-- BEGIN --

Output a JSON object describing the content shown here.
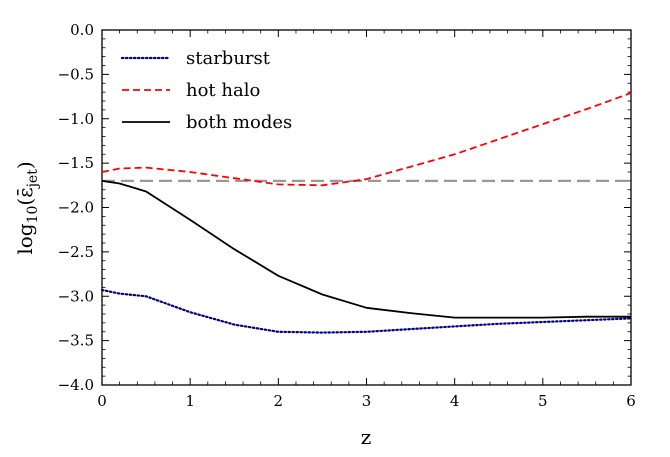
{
  "chart_data": {
    "type": "line",
    "xlabel": "z",
    "ylabel_base": "log",
    "ylabel_sub": "10",
    "ylabel_arg": "(ε̄",
    "ylabel_arg_sub": "jet",
    "ylabel_close": ")",
    "xlim": [
      0,
      6
    ],
    "ylim": [
      -4.0,
      0.0
    ],
    "xticks": [
      0,
      1,
      2,
      3,
      4,
      5,
      6
    ],
    "xtick_labels": [
      "0",
      "1",
      "2",
      "3",
      "4",
      "5",
      "6"
    ],
    "yticks": [
      0.0,
      -0.5,
      -1.0,
      -1.5,
      -2.0,
      -2.5,
      -3.0,
      -3.5,
      -4.0
    ],
    "ytick_labels": [
      "0.0",
      "−0.5",
      "−1.0",
      "−1.5",
      "−2.0",
      "−2.5",
      "−3.0",
      "−3.5",
      "−4.0"
    ],
    "grid": false,
    "legend_position": "top-left",
    "reference_line": {
      "y": -1.7,
      "color": "#999999",
      "style": "dashed"
    },
    "series": [
      {
        "name": "starburst",
        "color": "#00008b",
        "style": "dotted",
        "x": [
          0,
          0.2,
          0.5,
          1.0,
          1.5,
          2.0,
          2.5,
          3.0,
          3.5,
          4.0,
          4.5,
          5.0,
          5.5,
          6.0
        ],
        "y": [
          -2.93,
          -2.97,
          -3.0,
          -3.18,
          -3.32,
          -3.4,
          -3.41,
          -3.4,
          -3.37,
          -3.34,
          -3.31,
          -3.29,
          -3.27,
          -3.25
        ]
      },
      {
        "name": "hot halo",
        "color": "#ff0000",
        "style": "dashed",
        "x": [
          0,
          0.2,
          0.5,
          1.0,
          1.5,
          2.0,
          2.5,
          3.0,
          3.5,
          4.0,
          4.5,
          5.0,
          5.5,
          6.0
        ],
        "y": [
          -1.6,
          -1.56,
          -1.55,
          -1.6,
          -1.67,
          -1.74,
          -1.75,
          -1.68,
          -1.54,
          -1.4,
          -1.23,
          -1.06,
          -0.89,
          -0.71
        ]
      },
      {
        "name": "both modes",
        "color": "#000000",
        "style": "solid",
        "x": [
          0,
          0.2,
          0.5,
          1.0,
          1.5,
          2.0,
          2.5,
          3.0,
          3.5,
          4.0,
          4.5,
          5.0,
          5.5,
          6.0
        ],
        "y": [
          -1.7,
          -1.73,
          -1.82,
          -2.14,
          -2.47,
          -2.77,
          -2.98,
          -3.13,
          -3.19,
          -3.24,
          -3.24,
          -3.24,
          -3.23,
          -3.23
        ]
      }
    ]
  }
}
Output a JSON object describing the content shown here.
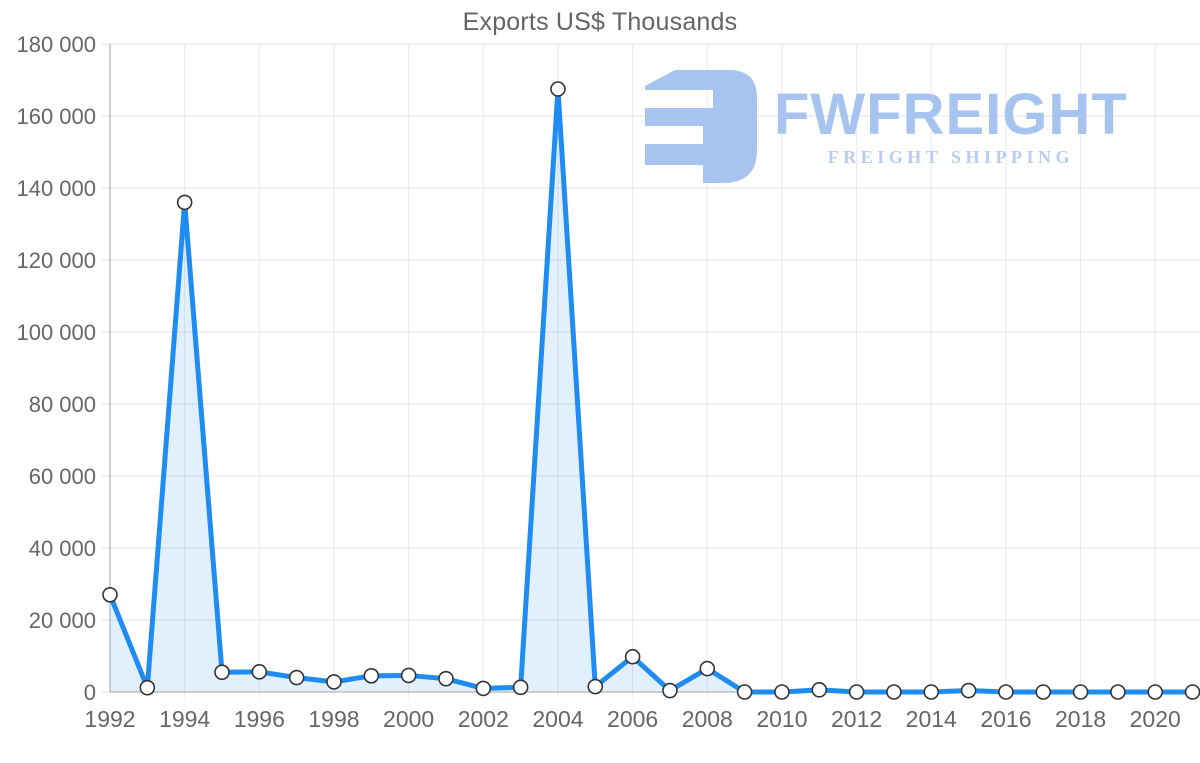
{
  "title": "Exports US$ Thousands",
  "watermark": {
    "brand": "FWFREIGHT",
    "tagline": "FREIGHT SHIPPING",
    "logo_color": "#a7c4f0",
    "tagline_color": "#b7cdf3"
  },
  "theme": {
    "background": "#ffffff",
    "text_color": "#666666",
    "grid_h_color": "#e3e3e3",
    "grid_v_color": "#e9e9e9",
    "axis_color": "#b5b5b5"
  },
  "chart_data": {
    "type": "area",
    "title": "Exports US$ Thousands",
    "xlabel": "",
    "ylabel": "",
    "x": [
      1992,
      1993,
      1994,
      1995,
      1996,
      1997,
      1998,
      1999,
      2000,
      2001,
      2002,
      2003,
      2004,
      2005,
      2006,
      2007,
      2008,
      2009,
      2010,
      2011,
      2012,
      2013,
      2014,
      2015,
      2016,
      2017,
      2018,
      2019,
      2020,
      2021
    ],
    "values": [
      27000,
      1200,
      136000,
      5500,
      5600,
      4000,
      2800,
      4500,
      4600,
      3700,
      1000,
      1300,
      167500,
      1500,
      9800,
      400,
      6500,
      0,
      0,
      600,
      0,
      0,
      0,
      400,
      0,
      0,
      0,
      0,
      0,
      0
    ],
    "ylim": [
      0,
      180000
    ],
    "ytick_step": 20000,
    "xtick_step": 2,
    "grid": true,
    "legend": "none",
    "y_tick_labels": [
      "0",
      "20 000",
      "40 000",
      "60 000",
      "80 000",
      "100 000",
      "120 000",
      "140 000",
      "160 000",
      "180 000"
    ],
    "x_tick_labels": [
      "1992",
      "1994",
      "1996",
      "1998",
      "2000",
      "2002",
      "2004",
      "2006",
      "2008",
      "2010",
      "2012",
      "2014",
      "2016",
      "2018",
      "2020"
    ],
    "line_color": "#1e8cf0",
    "fill_color": "rgba(30,140,240,0.13)",
    "marker_fill": "#ffffff",
    "marker_stroke": "#333333"
  }
}
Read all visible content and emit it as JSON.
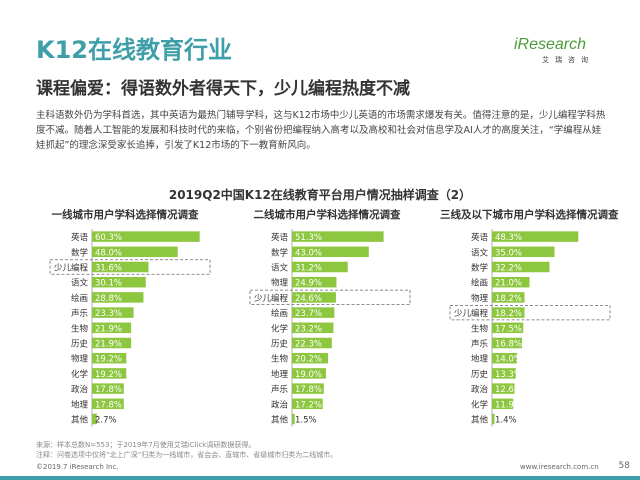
{
  "header": {
    "title": "K12在线教育行业",
    "subtitle": "课程偏爱：得语数外者得天下，少儿编程热度不减"
  },
  "logo": {
    "brand": "iResearch",
    "cn": "艾瑞咨询"
  },
  "intro": "主科语数外仍为学科首选，其中英语为最热门辅导学科，这与K12市场中少儿英语的市场需求爆发有关。值得注意的是，少儿编程学科热度不减。随着人工智能的发展和科技时代的来临，个别省份把编程纳入高考以及高校和社会对信息学及AI人才的高度关注，“学编程从娃娃抓起”的理念深受家长追捧，引发了K12市场的下一教育新风向。",
  "chart_data": [
    {
      "type": "bar",
      "orientation": "horizontal",
      "figure_title": "2019Q2中国K12在线教育平台用户情况抽样调查（2）",
      "title": "一线城市用户学科选择情况调查",
      "categories": [
        "英语",
        "数学",
        "少儿编程",
        "语文",
        "绘画",
        "声乐",
        "生物",
        "历史",
        "物理",
        "化学",
        "政治",
        "地理",
        "其他"
      ],
      "values": [
        60.3,
        48.0,
        31.6,
        30.1,
        28.8,
        23.3,
        21.9,
        21.9,
        19.2,
        19.2,
        17.8,
        17.8,
        2.7
      ],
      "labels": [
        "60.3%",
        "48.0%",
        "31.6%",
        "30.1%",
        "28.8%",
        "23.3%",
        "21.9%",
        "21.9%",
        "19.2%",
        "19.2%",
        "17.8%",
        "17.8%",
        "2.7%"
      ],
      "highlight": "少儿编程",
      "bar_color": "#8dc63f",
      "xlim": [
        0,
        70
      ]
    },
    {
      "type": "bar",
      "orientation": "horizontal",
      "title": "二线城市用户学科选择情况调查",
      "categories": [
        "英语",
        "数学",
        "语文",
        "物理",
        "少儿编程",
        "绘画",
        "化学",
        "历史",
        "生物",
        "地理",
        "声乐",
        "政治",
        "其他"
      ],
      "values": [
        51.3,
        43.0,
        31.2,
        24.9,
        24.6,
        23.7,
        23.2,
        22.3,
        20.2,
        19.0,
        17.8,
        17.2,
        1.5
      ],
      "labels": [
        "51.3%",
        "43.0%",
        "31.2%",
        "24.9%",
        "24.6%",
        "23.7%",
        "23.2%",
        "22.3%",
        "20.2%",
        "19.0%",
        "17.8%",
        "17.2%",
        "1.5%"
      ],
      "highlight": "少儿编程",
      "bar_color": "#8dc63f",
      "xlim": [
        0,
        70
      ]
    },
    {
      "type": "bar",
      "orientation": "horizontal",
      "title": "三线及以下城市用户学科选择情况调查",
      "categories": [
        "英语",
        "语文",
        "数学",
        "绘画",
        "物理",
        "少儿编程",
        "生物",
        "声乐",
        "地理",
        "历史",
        "政治",
        "化学",
        "其他"
      ],
      "values": [
        48.3,
        35.0,
        32.2,
        21.0,
        18.2,
        18.2,
        17.5,
        16.8,
        14.0,
        13.3,
        12.6,
        11.9,
        1.4
      ],
      "labels": [
        "48.3%",
        "35.0%",
        "32.2%",
        "21.0%",
        "18.2%",
        "18.2%",
        "17.5%",
        "16.8%",
        "14.0%",
        "13.3%",
        "12.6%",
        "11.9%",
        "1.4%"
      ],
      "highlight": "少儿编程",
      "bar_color": "#8dc63f",
      "xlim": [
        0,
        70
      ]
    }
  ],
  "source": "来源：样本总数N=553；于2019年7月使用艾瑞iClick调研数据获得。",
  "note": "注释：问卷选项中仅将“北上广深”归类为一线城市，省会会、直辖市、省级城市归类为二线城市。",
  "footer": {
    "copyright": "©2019.7 iResearch Inc.",
    "site": "www.iresearch.com.cn",
    "page": "58"
  }
}
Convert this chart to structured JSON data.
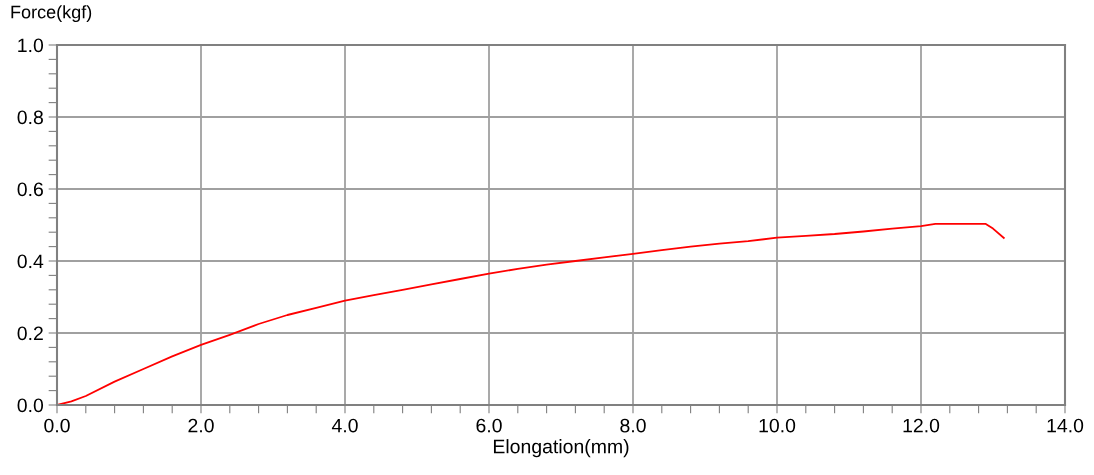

-- END --

#### REQUIREMENT
Which lines of the data above contain "name"? Copy each one.

#### THE RESULT
        "name": "starburst",
        "name": "hot halo",
        "name": "both modes",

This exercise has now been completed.